▶ **WORK TO BE COMPLETED**
Repeat the material exactly, leaving nothing out.

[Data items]
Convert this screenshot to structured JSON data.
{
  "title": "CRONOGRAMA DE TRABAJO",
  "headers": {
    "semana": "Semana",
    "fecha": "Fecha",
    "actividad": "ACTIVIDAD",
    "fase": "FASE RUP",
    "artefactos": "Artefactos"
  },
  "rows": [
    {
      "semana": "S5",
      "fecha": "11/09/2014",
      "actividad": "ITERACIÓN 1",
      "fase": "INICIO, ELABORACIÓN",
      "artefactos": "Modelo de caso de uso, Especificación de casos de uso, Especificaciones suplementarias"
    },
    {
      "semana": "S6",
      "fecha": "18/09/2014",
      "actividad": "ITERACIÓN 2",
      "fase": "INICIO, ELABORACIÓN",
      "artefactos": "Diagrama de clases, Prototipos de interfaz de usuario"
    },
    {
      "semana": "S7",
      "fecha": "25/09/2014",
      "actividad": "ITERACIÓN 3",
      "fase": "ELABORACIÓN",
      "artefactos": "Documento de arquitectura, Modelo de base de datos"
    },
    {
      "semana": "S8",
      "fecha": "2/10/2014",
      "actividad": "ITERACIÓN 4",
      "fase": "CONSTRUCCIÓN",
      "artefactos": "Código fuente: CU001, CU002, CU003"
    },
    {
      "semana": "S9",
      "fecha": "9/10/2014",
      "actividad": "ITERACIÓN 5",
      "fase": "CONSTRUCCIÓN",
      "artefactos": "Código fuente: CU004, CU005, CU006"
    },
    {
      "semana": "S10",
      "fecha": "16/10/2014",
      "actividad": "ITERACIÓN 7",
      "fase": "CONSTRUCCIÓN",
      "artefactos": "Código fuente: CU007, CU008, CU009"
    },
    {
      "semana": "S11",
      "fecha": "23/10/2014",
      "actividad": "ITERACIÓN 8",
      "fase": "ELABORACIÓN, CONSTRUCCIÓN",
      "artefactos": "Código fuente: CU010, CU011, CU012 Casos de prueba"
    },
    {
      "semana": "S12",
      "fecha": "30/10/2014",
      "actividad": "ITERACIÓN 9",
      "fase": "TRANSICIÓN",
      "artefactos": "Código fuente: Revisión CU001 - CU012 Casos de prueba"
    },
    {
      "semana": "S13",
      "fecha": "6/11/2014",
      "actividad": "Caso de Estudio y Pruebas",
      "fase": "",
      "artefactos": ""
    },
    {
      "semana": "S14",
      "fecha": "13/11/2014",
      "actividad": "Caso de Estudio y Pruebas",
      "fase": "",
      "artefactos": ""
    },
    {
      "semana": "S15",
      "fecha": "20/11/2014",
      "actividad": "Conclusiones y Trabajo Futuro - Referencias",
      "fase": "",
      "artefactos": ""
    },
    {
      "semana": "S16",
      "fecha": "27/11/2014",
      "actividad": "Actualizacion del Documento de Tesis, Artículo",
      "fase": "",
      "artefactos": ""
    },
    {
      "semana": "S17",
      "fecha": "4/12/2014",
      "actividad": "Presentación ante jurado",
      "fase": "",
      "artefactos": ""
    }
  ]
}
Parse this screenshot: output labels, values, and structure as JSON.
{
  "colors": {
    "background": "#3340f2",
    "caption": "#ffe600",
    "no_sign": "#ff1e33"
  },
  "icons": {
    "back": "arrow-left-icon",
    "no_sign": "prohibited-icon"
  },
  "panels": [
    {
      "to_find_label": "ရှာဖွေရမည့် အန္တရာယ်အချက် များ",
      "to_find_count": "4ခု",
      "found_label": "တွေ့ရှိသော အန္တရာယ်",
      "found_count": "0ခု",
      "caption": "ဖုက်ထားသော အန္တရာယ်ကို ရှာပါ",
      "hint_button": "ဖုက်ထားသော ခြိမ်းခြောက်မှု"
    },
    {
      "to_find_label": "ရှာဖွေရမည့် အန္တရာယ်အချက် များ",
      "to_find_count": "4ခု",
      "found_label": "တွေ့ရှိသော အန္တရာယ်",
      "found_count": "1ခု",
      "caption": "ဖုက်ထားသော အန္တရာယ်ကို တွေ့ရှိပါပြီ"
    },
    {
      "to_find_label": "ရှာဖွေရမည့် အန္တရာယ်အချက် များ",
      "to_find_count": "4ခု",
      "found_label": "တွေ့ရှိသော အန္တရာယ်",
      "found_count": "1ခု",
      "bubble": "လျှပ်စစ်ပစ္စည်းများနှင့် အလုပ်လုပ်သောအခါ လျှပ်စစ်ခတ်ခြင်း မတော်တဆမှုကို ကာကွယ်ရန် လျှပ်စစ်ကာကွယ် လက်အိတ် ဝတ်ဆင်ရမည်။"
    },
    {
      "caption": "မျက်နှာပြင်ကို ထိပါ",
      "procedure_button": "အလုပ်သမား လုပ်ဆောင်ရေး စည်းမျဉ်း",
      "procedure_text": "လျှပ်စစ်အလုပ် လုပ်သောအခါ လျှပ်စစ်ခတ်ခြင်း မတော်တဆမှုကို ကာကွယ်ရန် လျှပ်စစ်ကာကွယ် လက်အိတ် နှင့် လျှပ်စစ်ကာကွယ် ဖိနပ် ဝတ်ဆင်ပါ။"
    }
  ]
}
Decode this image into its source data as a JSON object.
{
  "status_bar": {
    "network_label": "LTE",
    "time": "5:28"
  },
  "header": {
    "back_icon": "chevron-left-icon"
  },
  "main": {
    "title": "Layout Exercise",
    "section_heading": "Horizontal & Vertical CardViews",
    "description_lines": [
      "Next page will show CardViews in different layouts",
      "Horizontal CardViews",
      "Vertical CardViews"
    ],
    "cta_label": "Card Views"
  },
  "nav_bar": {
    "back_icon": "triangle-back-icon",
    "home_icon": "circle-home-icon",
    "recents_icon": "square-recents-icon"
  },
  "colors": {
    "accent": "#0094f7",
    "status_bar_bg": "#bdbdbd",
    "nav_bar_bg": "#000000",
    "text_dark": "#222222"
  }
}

▶ **ANSWER TO THIS PROBLEM**
Convert this screenshot to structured JSON data.
{
  "title": "CRONOGRAMA DE TRABAJO",
  "headers": {
    "semana": "Semana",
    "fecha": "Fecha",
    "actividad": "ACTIVIDAD",
    "fase": "FASE RUP",
    "artefactos": "Artefactos"
  },
  "rows": [
    {
      "semana": "S5",
      "fecha": "11/09/2014",
      "actividad": "ITERACIÓN 1",
      "fase": "INICIO, ELABORACIÓN",
      "artefactos": "Modelo de caso de uso, Especificación de casos de uso, Especificaciones suplementarias"
    },
    {
      "semana": "S6",
      "fecha": "18/09/2014",
      "actividad": "ITERACIÓN 2",
      "fase": "INICIO, ELABORACIÓN",
      "artefactos": "Diagrama de clases, Prototipos de interfaz de usuario"
    },
    {
      "semana": "S7",
      "fecha": "25/09/2014",
      "actividad": "ITERACIÓN 3",
      "fase": "ELABORACIÓN",
      "artefactos": "Documento de arquitectura, Modelo de base de datos"
    },
    {
      "semana": "S8",
      "fecha": "2/10/2014",
      "actividad": "ITERACIÓN 4",
      "fase": "CONSTRUCCIÓN",
      "artefactos": "Código fuente: CU001, CU002, CU003"
    },
    {
      "semana": "S9",
      "fecha": "9/10/2014",
      "actividad": "ITERACIÓN 5",
      "fase": "CONSTRUCCIÓN",
      "artefactos": "Código fuente: CU004, CU005, CU006"
    },
    {
      "semana": "S10",
      "fecha": "16/10/2014",
      "actividad": "ITERACIÓN 7",
      "fase": "CONSTRUCCIÓN",
      "artefactos": "Código fuente: CU007, CU008, CU009"
    },
    {
      "semana": "S11",
      "fecha": "23/10/2014",
      "actividad": "ITERACIÓN 8",
      "fase": "ELABORACIÓN, CONSTRUCCIÓN",
      "artefactos": "Código fuente: CU010, CU011, CU012 Casos de prueba"
    },
    {
      "semana": "S12",
      "fecha": "30/10/2014",
      "actividad": "ITERACIÓN 9",
      "fase": "TRANSICIÓN",
      "artefactos": "Código fuente: Revisión CU001 - CU012 Casos de prueba"
    },
    {
      "semana": "S13",
      "fecha": "6/11/2014",
      "actividad": "Caso de Estudio y Pruebas",
      "fase": "",
      "artefactos": ""
    },
    {
      "semana": "S14",
      "fecha": "13/11/2014",
      "actividad": "Caso de Estudio y Pruebas",
      "fase": "",
      "artefactos": ""
    },
    {
      "semana": "S15",
      "fecha": "20/11/2014",
      "actividad": "Conclusiones y Trabajo Futuro - Referencias",
      "fase": "",
      "artefactos": ""
    },
    {
      "semana": "S16",
      "fecha": "27/11/2014",
      "actividad": "Actualizacion del Documento de Tesis, Artículo",
      "fase": "",
      "artefactos": ""
    },
    {
      "semana": "S17",
      "fecha": "4/12/2014",
      "actividad": "Presentación ante jurado",
      "fase": "",
      "artefactos": ""
    }
  ]
}
Parse this screenshot: output labels, values, and structure as JSON.
{
  "colors": {
    "background": "#3340f2",
    "caption": "#ffe600",
    "no_sign": "#ff1e33"
  },
  "icons": {
    "back": "arrow-left-icon",
    "no_sign": "prohibited-icon"
  },
  "panels": [
    {
      "to_find_label": "ရှာဖွေရမည့် အန္တရာယ်အချက် များ",
      "to_find_count": "4ခု",
      "found_label": "တွေ့ရှိသော အန္တရာယ်",
      "found_count": "0ခု",
      "caption": "ဖုက်ထားသော အန္တရာယ်ကို ရှာပါ",
      "hint_button": "ဖုက်ထားသော ခြိမ်းခြောက်မှု"
    },
    {
      "to_find_label": "ရှာဖွေရမည့် အန္တရာယ်အချက် များ",
      "to_find_count": "4ခု",
      "found_label": "တွေ့ရှိသော အန္တရာယ်",
      "found_count": "1ခု",
      "caption": "ဖုက်ထားသော အန္တရာယ်ကို တွေ့ရှိပါပြီ"
    },
    {
      "to_find_label": "ရှာဖွေရမည့် အန္တရာယ်အချက် များ",
      "to_find_count": "4ခု",
      "found_label": "တွေ့ရှိသော အန္တရာယ်",
      "found_count": "1ခု",
      "bubble": "လျှပ်စစ်ပစ္စည်းများနှင့် အလုပ်လုပ်သောအခါ လျှပ်စစ်ခတ်ခြင်း မတော်တဆမှုကို ကာကွယ်ရန် လျှပ်စစ်ကာကွယ် လက်အိတ် ဝတ်ဆင်ရမည်။"
    },
    {
      "caption": "မျက်နှာပြင်ကို ထိပါ",
      "procedure_button": "အလုပ်သမား လုပ်ဆောင်ရေး စည်းမျဉ်း",
      "procedure_text": "လျှပ်စစ်အလုပ် လုပ်သောအခါ လျှပ်စစ်ခတ်ခြင်း မတော်တဆမှုကို ကာကွယ်ရန် လျှပ်စစ်ကာကွယ် လက်အိတ် နှင့် လျှပ်စစ်ကာကွယ် ဖိနပ် ဝတ်ဆင်ပါ။"
    }
  ]
}
Decode this image into its source data as a JSON object.
{
  "status_bar": {
    "network_label": "LTE",
    "time": "5:28"
  },
  "header": {
    "back_icon": "chevron-left-icon"
  },
  "main": {
    "title": "Layout Exercise",
    "section_heading": "Horizontal & Vertical CardViews",
    "description_lines": [
      "Next page will show CardViews in different layouts",
      "Horizontal CardViews",
      "Vertical CardViews"
    ],
    "cta_label": "Card Views"
  },
  "nav_bar": {
    "back_icon": "triangle-back-icon",
    "home_icon": "circle-home-icon",
    "recents_icon": "square-recents-icon"
  },
  "colors": {
    "accent": "#0094f7",
    "status_bar_bg": "#bdbdbd",
    "nav_bar_bg": "#000000",
    "text_dark": "#222222"
  }
}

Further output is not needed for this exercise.